## Begin
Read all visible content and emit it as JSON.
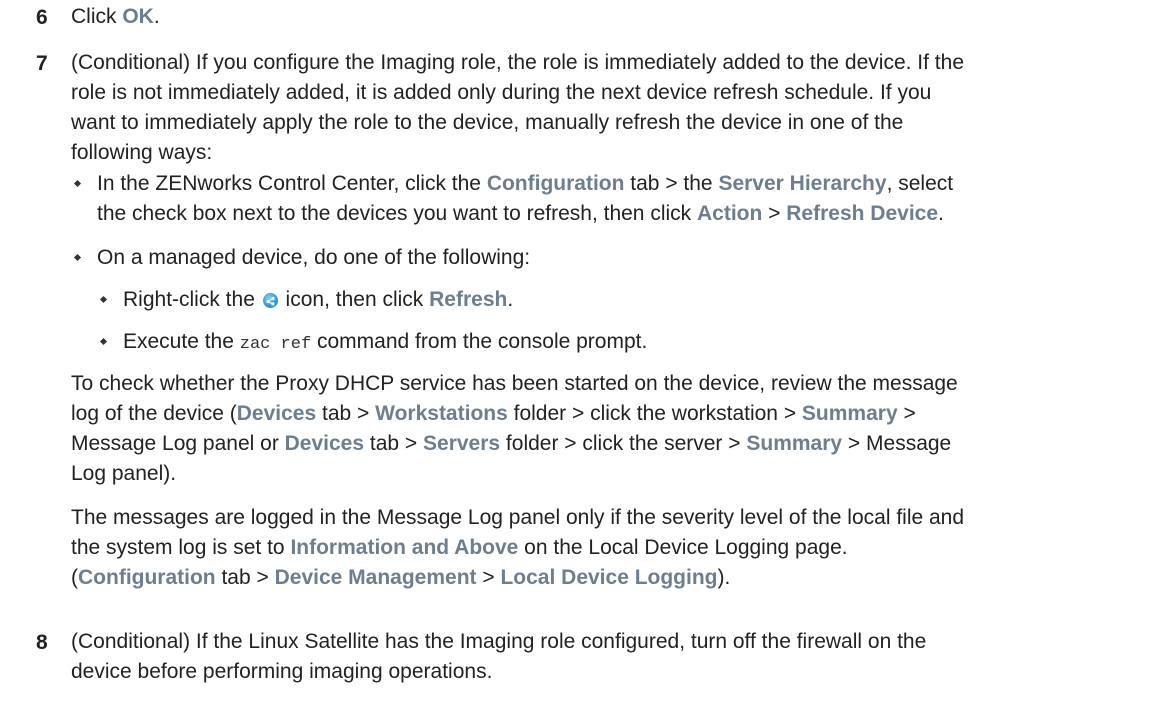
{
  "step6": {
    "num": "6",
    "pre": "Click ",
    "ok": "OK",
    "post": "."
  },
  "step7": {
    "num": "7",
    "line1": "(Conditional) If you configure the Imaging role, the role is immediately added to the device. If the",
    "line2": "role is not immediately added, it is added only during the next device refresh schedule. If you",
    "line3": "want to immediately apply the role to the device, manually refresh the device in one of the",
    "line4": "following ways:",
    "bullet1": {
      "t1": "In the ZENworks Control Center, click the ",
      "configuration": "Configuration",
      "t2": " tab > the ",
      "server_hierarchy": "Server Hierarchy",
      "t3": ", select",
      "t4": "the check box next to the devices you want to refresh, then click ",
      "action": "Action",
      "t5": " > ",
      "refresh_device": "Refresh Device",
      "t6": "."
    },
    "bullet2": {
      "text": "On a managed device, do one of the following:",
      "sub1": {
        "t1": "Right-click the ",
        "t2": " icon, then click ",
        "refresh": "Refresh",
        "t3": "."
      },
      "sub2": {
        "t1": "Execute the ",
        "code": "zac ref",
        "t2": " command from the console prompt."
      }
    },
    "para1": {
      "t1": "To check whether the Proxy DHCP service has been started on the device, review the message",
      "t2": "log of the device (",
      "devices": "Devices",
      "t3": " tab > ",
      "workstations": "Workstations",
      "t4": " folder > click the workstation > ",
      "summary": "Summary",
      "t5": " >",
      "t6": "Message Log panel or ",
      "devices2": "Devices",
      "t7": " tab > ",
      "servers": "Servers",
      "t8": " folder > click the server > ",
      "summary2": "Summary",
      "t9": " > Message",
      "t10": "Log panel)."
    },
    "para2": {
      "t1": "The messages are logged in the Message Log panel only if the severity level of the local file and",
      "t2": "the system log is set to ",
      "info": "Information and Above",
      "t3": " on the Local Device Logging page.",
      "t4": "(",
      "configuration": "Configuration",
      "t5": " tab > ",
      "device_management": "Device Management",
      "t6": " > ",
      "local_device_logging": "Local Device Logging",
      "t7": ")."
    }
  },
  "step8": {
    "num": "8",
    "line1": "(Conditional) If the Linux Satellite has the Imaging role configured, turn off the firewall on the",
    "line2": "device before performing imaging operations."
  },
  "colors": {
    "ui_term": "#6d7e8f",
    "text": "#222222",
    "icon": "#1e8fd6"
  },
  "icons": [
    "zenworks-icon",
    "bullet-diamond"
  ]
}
## End
Extract each line holding the string "check".

## RESULT BELOW:
      "t4": "the check box next to the devices you want to refresh, then click ",
      "t1": "To check whether the Proxy DHCP service has been started on the device, review the message",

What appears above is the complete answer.